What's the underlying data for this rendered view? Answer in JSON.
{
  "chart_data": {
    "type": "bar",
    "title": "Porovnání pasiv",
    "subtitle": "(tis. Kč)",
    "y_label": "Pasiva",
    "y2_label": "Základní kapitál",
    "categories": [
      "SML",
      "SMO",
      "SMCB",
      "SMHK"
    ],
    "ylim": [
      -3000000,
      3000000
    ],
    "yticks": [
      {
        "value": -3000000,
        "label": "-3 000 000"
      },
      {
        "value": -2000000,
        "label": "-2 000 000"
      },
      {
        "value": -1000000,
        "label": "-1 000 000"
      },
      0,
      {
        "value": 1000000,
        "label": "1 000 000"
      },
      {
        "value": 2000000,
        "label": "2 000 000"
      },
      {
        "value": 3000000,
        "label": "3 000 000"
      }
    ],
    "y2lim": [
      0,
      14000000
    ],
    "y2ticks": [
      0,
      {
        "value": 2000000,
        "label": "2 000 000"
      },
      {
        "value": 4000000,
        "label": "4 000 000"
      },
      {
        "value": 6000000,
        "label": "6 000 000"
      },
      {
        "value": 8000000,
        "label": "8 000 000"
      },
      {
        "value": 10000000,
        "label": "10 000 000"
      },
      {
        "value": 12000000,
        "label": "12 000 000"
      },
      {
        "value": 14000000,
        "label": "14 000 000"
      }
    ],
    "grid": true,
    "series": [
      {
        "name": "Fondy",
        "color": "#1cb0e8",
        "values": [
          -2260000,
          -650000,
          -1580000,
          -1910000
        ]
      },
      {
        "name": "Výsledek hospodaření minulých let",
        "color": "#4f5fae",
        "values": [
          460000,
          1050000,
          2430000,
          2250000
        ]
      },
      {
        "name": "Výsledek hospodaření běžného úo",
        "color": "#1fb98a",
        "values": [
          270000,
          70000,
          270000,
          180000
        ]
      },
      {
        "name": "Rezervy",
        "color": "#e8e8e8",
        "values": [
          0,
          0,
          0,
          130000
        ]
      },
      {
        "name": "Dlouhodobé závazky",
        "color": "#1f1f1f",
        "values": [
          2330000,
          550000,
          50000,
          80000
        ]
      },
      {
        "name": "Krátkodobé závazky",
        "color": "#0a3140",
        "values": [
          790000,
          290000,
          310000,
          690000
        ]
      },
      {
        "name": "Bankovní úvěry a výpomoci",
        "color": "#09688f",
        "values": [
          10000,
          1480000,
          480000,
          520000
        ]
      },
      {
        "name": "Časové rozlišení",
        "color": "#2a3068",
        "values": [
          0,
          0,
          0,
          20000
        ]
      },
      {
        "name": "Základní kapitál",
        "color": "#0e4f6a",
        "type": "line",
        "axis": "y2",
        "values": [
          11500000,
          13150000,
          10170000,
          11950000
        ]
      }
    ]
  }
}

----------------

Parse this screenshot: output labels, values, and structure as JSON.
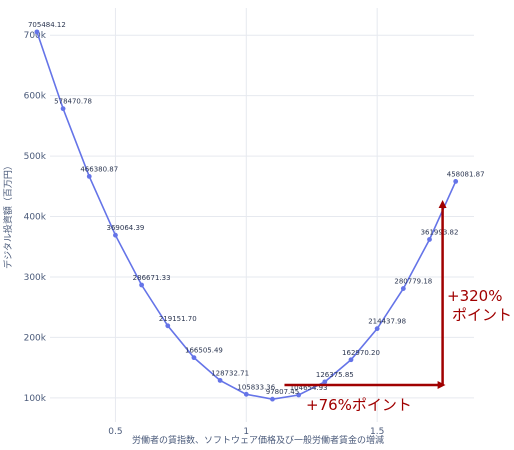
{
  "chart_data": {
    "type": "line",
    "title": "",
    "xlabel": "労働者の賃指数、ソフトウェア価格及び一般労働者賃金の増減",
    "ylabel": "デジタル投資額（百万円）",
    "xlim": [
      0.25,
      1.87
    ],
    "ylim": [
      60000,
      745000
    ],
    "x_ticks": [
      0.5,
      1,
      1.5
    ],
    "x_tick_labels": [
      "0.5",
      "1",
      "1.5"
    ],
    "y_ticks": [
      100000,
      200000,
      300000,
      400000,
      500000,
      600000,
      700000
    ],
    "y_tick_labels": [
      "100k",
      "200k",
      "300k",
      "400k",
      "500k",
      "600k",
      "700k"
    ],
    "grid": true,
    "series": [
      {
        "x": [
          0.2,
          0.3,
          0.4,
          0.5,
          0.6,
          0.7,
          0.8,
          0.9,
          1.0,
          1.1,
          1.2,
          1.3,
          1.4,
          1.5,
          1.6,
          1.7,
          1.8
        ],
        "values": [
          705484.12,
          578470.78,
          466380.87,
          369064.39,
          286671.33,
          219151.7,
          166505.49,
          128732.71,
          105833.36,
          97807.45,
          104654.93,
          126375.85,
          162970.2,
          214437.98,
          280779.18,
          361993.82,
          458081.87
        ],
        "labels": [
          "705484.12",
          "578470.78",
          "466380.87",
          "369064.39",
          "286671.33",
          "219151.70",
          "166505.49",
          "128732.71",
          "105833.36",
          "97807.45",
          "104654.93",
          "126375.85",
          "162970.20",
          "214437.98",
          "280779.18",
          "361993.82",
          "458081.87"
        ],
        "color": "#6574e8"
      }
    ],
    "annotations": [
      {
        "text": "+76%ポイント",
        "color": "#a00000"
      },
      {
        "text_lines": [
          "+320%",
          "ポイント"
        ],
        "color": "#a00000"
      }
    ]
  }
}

----------------

● **The task**: Report every line containing the word "kapitál" from the listing above.

● **Task result**:
    "y2_label": "Základní kapitál",
        "name": "Základní kapitál",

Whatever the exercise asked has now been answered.